YOUR TASK: Copy out the listing exactly.

-- Start of GIVEN INFORMATION --

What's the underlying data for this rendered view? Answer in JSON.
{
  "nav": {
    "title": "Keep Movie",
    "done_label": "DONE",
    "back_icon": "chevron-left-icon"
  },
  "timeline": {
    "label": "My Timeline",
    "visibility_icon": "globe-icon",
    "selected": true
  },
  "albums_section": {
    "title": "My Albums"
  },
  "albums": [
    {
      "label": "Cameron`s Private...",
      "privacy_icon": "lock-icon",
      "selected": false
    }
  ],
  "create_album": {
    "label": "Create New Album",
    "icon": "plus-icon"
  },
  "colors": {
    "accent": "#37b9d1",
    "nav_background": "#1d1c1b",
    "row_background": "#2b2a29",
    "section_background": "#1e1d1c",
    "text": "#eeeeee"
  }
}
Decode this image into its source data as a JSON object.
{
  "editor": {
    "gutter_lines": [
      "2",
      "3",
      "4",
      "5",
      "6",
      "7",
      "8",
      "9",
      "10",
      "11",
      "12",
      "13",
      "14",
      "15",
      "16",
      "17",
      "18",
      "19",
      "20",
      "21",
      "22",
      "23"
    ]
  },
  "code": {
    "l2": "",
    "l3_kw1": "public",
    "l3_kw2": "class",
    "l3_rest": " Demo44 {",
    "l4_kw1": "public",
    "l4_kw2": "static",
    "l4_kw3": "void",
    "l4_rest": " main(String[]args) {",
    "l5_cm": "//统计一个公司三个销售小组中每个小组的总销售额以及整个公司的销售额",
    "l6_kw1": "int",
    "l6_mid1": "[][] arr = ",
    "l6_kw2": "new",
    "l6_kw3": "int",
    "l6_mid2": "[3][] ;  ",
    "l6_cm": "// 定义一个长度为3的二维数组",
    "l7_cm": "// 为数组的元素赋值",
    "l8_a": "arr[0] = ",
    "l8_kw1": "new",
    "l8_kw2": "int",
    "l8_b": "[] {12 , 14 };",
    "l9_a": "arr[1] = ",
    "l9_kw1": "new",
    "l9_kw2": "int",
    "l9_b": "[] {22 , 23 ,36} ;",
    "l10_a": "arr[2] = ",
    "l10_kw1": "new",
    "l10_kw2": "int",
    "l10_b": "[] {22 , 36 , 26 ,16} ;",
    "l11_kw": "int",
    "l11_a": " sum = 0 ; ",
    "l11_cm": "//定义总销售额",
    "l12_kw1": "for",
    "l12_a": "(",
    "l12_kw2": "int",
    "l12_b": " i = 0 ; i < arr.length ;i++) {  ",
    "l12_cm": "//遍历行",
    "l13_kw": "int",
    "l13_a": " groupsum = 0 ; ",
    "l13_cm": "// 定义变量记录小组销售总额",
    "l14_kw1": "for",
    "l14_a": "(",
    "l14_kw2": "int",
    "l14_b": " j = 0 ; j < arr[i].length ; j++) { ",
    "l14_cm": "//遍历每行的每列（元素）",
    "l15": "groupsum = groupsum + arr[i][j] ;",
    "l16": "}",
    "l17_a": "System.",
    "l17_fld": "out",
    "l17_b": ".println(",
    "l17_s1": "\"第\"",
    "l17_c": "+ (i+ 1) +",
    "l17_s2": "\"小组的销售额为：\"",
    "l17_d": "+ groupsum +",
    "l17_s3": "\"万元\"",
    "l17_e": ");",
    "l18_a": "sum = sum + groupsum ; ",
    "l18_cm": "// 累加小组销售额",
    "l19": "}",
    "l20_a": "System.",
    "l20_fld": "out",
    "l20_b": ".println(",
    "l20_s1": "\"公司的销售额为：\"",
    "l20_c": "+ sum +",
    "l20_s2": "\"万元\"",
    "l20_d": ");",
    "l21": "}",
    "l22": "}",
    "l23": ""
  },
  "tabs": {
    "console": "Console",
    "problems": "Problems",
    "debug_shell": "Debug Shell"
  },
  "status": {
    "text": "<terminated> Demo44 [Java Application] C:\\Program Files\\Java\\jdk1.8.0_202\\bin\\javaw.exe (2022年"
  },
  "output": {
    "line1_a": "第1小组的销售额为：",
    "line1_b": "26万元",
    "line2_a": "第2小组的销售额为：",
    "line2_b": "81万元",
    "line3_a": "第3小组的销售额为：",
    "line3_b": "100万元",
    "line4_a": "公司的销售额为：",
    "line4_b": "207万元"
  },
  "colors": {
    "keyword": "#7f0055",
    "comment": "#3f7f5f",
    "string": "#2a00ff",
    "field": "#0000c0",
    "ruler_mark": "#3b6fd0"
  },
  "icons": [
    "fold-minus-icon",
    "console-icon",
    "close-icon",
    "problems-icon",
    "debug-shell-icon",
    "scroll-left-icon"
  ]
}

-- End of GIVEN INFORMATION --

SOLVED EXERCISE:
What's the underlying data for this rendered view? Answer in JSON.
{
  "nav": {
    "title": "Keep Movie",
    "done_label": "DONE",
    "back_icon": "chevron-left-icon"
  },
  "timeline": {
    "label": "My Timeline",
    "visibility_icon": "globe-icon",
    "selected": true
  },
  "albums_section": {
    "title": "My Albums"
  },
  "albums": [
    {
      "label": "Cameron`s Private...",
      "privacy_icon": "lock-icon",
      "selected": false
    }
  ],
  "create_album": {
    "label": "Create New Album",
    "icon": "plus-icon"
  },
  "colors": {
    "accent": "#37b9d1",
    "nav_background": "#1d1c1b",
    "row_background": "#2b2a29",
    "section_background": "#1e1d1c",
    "text": "#eeeeee"
  }
}
Decode this image into its source data as a JSON object.
{
  "editor": {
    "gutter_lines": [
      "2",
      "3",
      "4",
      "5",
      "6",
      "7",
      "8",
      "9",
      "10",
      "11",
      "12",
      "13",
      "14",
      "15",
      "16",
      "17",
      "18",
      "19",
      "20",
      "21",
      "22",
      "23"
    ]
  },
  "code": {
    "l2": "",
    "l3_kw1": "public",
    "l3_kw2": "class",
    "l3_rest": " Demo44 {",
    "l4_kw1": "public",
    "l4_kw2": "static",
    "l4_kw3": "void",
    "l4_rest": " main(String[]args) {",
    "l5_cm": "//统计一个公司三个销售小组中每个小组的总销售额以及整个公司的销售额",
    "l6_kw1": "int",
    "l6_mid1": "[][] arr = ",
    "l6_kw2": "new",
    "l6_kw3": "int",
    "l6_mid2": "[3][] ;  ",
    "l6_cm": "// 定义一个长度为3的二维数组",
    "l7_cm": "// 为数组的元素赋值",
    "l8_a": "arr[0] = ",
    "l8_kw1": "new",
    "l8_kw2": "int",
    "l8_b": "[] {12 , 14 };",
    "l9_a": "arr[1] = ",
    "l9_kw1": "new",
    "l9_kw2": "int",
    "l9_b": "[] {22 , 23 ,36} ;",
    "l10_a": "arr[2] = ",
    "l10_kw1": "new",
    "l10_kw2": "int",
    "l10_b": "[] {22 , 36 , 26 ,16} ;",
    "l11_kw": "int",
    "l11_a": " sum = 0 ; ",
    "l11_cm": "//定义总销售额",
    "l12_kw1": "for",
    "l12_a": "(",
    "l12_kw2": "int",
    "l12_b": " i = 0 ; i < arr.length ;i++) {  ",
    "l12_cm": "//遍历行",
    "l13_kw": "int",
    "l13_a": " groupsum = 0 ; ",
    "l13_cm": "// 定义变量记录小组销售总额",
    "l14_kw1": "for",
    "l14_a": "(",
    "l14_kw2": "int",
    "l14_b": " j = 0 ; j < arr[i].length ; j++) { ",
    "l14_cm": "//遍历每行的每列（元素）",
    "l15": "groupsum = groupsum + arr[i][j] ;",
    "l16": "}",
    "l17_a": "System.",
    "l17_fld": "out",
    "l17_b": ".println(",
    "l17_s1": "\"第\"",
    "l17_c": "+ (i+ 1) +",
    "l17_s2": "\"小组的销售额为：\"",
    "l17_d": "+ groupsum +",
    "l17_s3": "\"万元\"",
    "l17_e": ");",
    "l18_a": "sum = sum + groupsum ; ",
    "l18_cm": "// 累加小组销售额",
    "l19": "}",
    "l20_a": "System.",
    "l20_fld": "out",
    "l20_b": ".println(",
    "l20_s1": "\"公司的销售额为：\"",
    "l20_c": "+ sum +",
    "l20_s2": "\"万元\"",
    "l20_d": ");",
    "l21": "}",
    "l22": "}",
    "l23": ""
  },
  "tabs": {
    "console": "Console",
    "problems": "Problems",
    "debug_shell": "Debug Shell"
  },
  "status": {
    "text": "<terminated> Demo44 [Java Application] C:\\Program Files\\Java\\jdk1.8.0_202\\bin\\javaw.exe (2022年"
  },
  "output": {
    "line1_a": "第1小组的销售额为：",
    "line1_b": "26万元",
    "line2_a": "第2小组的销售额为：",
    "line2_b": "81万元",
    "line3_a": "第3小组的销售额为：",
    "line3_b": "100万元",
    "line4_a": "公司的销售额为：",
    "line4_b": "207万元"
  },
  "colors": {
    "keyword": "#7f0055",
    "comment": "#3f7f5f",
    "string": "#2a00ff",
    "field": "#0000c0",
    "ruler_mark": "#3b6fd0"
  },
  "icons": [
    "fold-minus-icon",
    "console-icon",
    "close-icon",
    "problems-icon",
    "debug-shell-icon",
    "scroll-left-icon"
  ]
}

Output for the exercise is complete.